(Structured figure records)
================

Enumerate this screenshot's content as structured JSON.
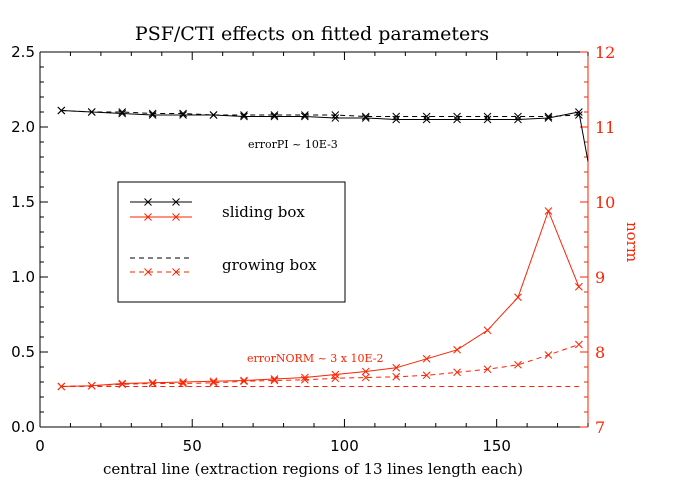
{
  "chart_data": {
    "type": "line",
    "title": "PSF/CTI effects on fitted parameters",
    "xlabel": "central line (extraction regions of 13 lines length each)",
    "ylabel_left": "",
    "ylabel_right": "norm",
    "xlim": [
      0,
      180
    ],
    "ylim_left": [
      0.0,
      2.5
    ],
    "ylim_right": [
      7,
      12
    ],
    "x_ticks": [
      "0",
      "50",
      "100",
      "150"
    ],
    "y_left_ticks": [
      "0.0",
      "0.5",
      "1.0",
      "1.5",
      "2.0",
      "2.5"
    ],
    "y_right_ticks": [
      "7",
      "8",
      "9",
      "10",
      "11",
      "12"
    ],
    "colors": {
      "axis_left": "#000000",
      "axis_right": "#ff2200",
      "series_black": "#000000",
      "series_red": "#ff2200"
    },
    "annotations": {
      "pi_error": "errorPI ~ 10E-3",
      "norm_error": "errorNORM ~ 3 x 10E-2"
    },
    "legend": {
      "placement": "center-left",
      "sliding_label": "sliding box",
      "growing_label": "growing box"
    },
    "x": [
      7,
      17,
      27,
      37,
      47,
      57,
      67,
      77,
      87,
      97,
      107,
      117,
      127,
      137,
      147,
      157,
      167,
      177
    ],
    "series": [
      {
        "key": "pi_sliding",
        "axis": "left",
        "color": "#000000",
        "dash": "solid",
        "marker": "x",
        "values": [
          2.11,
          2.1,
          2.09,
          2.08,
          2.08,
          2.08,
          2.07,
          2.07,
          2.07,
          2.06,
          2.06,
          2.05,
          2.05,
          2.05,
          2.05,
          2.05,
          2.06,
          2.1
        ],
        "tail": {
          "x": 180,
          "y": 1.77
        }
      },
      {
        "key": "pi_growing",
        "axis": "left",
        "color": "#000000",
        "dash": "dashed",
        "marker": "x",
        "values": [
          2.11,
          2.1,
          2.1,
          2.09,
          2.09,
          2.08,
          2.08,
          2.08,
          2.08,
          2.08,
          2.07,
          2.07,
          2.07,
          2.07,
          2.07,
          2.07,
          2.07,
          2.08
        ]
      },
      {
        "key": "norm_sliding",
        "axis": "right",
        "color": "#ff2200",
        "dash": "solid",
        "marker": "x",
        "values": [
          7.54,
          7.55,
          7.58,
          7.59,
          7.6,
          7.61,
          7.62,
          7.64,
          7.66,
          7.7,
          7.74,
          7.79,
          7.91,
          8.03,
          8.29,
          8.73,
          9.88,
          8.87
        ]
      },
      {
        "key": "norm_growing",
        "axis": "right",
        "color": "#ff2200",
        "dash": "dashed",
        "marker": "x",
        "values": [
          7.54,
          7.55,
          7.57,
          7.58,
          7.58,
          7.59,
          7.61,
          7.62,
          7.63,
          7.65,
          7.66,
          7.67,
          7.69,
          7.73,
          7.77,
          7.83,
          7.96,
          8.1
        ]
      },
      {
        "key": "norm_reference",
        "axis": "right",
        "color": "#ff2200",
        "dash": "dashed",
        "marker": "none",
        "values": [
          7.54,
          7.54,
          7.54,
          7.54,
          7.54,
          7.54,
          7.54,
          7.54,
          7.54,
          7.54,
          7.54,
          7.54,
          7.54,
          7.54,
          7.54,
          7.54,
          7.54,
          7.54
        ]
      }
    ]
  }
}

================

*Problem requirements:* Retype the entries word for word. Omit any images.

*Result of this exercise:*
Enumerate this screenshot's content as structured JSON.
{
  "chart_data": {
    "type": "line",
    "title": "PSF/CTI effects on fitted parameters",
    "xlabel": "central line (extraction regions of 13 lines length each)",
    "ylabel_left": "",
    "ylabel_right": "norm",
    "xlim": [
      0,
      180
    ],
    "ylim_left": [
      0.0,
      2.5
    ],
    "ylim_right": [
      7,
      12
    ],
    "x_ticks": [
      "0",
      "50",
      "100",
      "150"
    ],
    "y_left_ticks": [
      "0.0",
      "0.5",
      "1.0",
      "1.5",
      "2.0",
      "2.5"
    ],
    "y_right_ticks": [
      "7",
      "8",
      "9",
      "10",
      "11",
      "12"
    ],
    "colors": {
      "axis_left": "#000000",
      "axis_right": "#ff2200",
      "series_black": "#000000",
      "series_red": "#ff2200"
    },
    "annotations": {
      "pi_error": "errorPI ~ 10E-3",
      "norm_error": "errorNORM ~ 3 x 10E-2"
    },
    "legend": {
      "placement": "center-left",
      "sliding_label": "sliding box",
      "growing_label": "growing box"
    },
    "x": [
      7,
      17,
      27,
      37,
      47,
      57,
      67,
      77,
      87,
      97,
      107,
      117,
      127,
      137,
      147,
      157,
      167,
      177
    ],
    "series": [
      {
        "key": "pi_sliding",
        "axis": "left",
        "color": "#000000",
        "dash": "solid",
        "marker": "x",
        "values": [
          2.11,
          2.1,
          2.09,
          2.08,
          2.08,
          2.08,
          2.07,
          2.07,
          2.07,
          2.06,
          2.06,
          2.05,
          2.05,
          2.05,
          2.05,
          2.05,
          2.06,
          2.1
        ],
        "tail": {
          "x": 180,
          "y": 1.77
        }
      },
      {
        "key": "pi_growing",
        "axis": "left",
        "color": "#000000",
        "dash": "dashed",
        "marker": "x",
        "values": [
          2.11,
          2.1,
          2.1,
          2.09,
          2.09,
          2.08,
          2.08,
          2.08,
          2.08,
          2.08,
          2.07,
          2.07,
          2.07,
          2.07,
          2.07,
          2.07,
          2.07,
          2.08
        ]
      },
      {
        "key": "norm_sliding",
        "axis": "right",
        "color": "#ff2200",
        "dash": "solid",
        "marker": "x",
        "values": [
          7.54,
          7.55,
          7.58,
          7.59,
          7.6,
          7.61,
          7.62,
          7.64,
          7.66,
          7.7,
          7.74,
          7.79,
          7.91,
          8.03,
          8.29,
          8.73,
          9.88,
          8.87
        ]
      },
      {
        "key": "norm_growing",
        "axis": "right",
        "color": "#ff2200",
        "dash": "dashed",
        "marker": "x",
        "values": [
          7.54,
          7.55,
          7.57,
          7.58,
          7.58,
          7.59,
          7.61,
          7.62,
          7.63,
          7.65,
          7.66,
          7.67,
          7.69,
          7.73,
          7.77,
          7.83,
          7.96,
          8.1
        ]
      },
      {
        "key": "norm_reference",
        "axis": "right",
        "color": "#ff2200",
        "dash": "dashed",
        "marker": "none",
        "values": [
          7.54,
          7.54,
          7.54,
          7.54,
          7.54,
          7.54,
          7.54,
          7.54,
          7.54,
          7.54,
          7.54,
          7.54,
          7.54,
          7.54,
          7.54,
          7.54,
          7.54,
          7.54
        ]
      }
    ]
  }
}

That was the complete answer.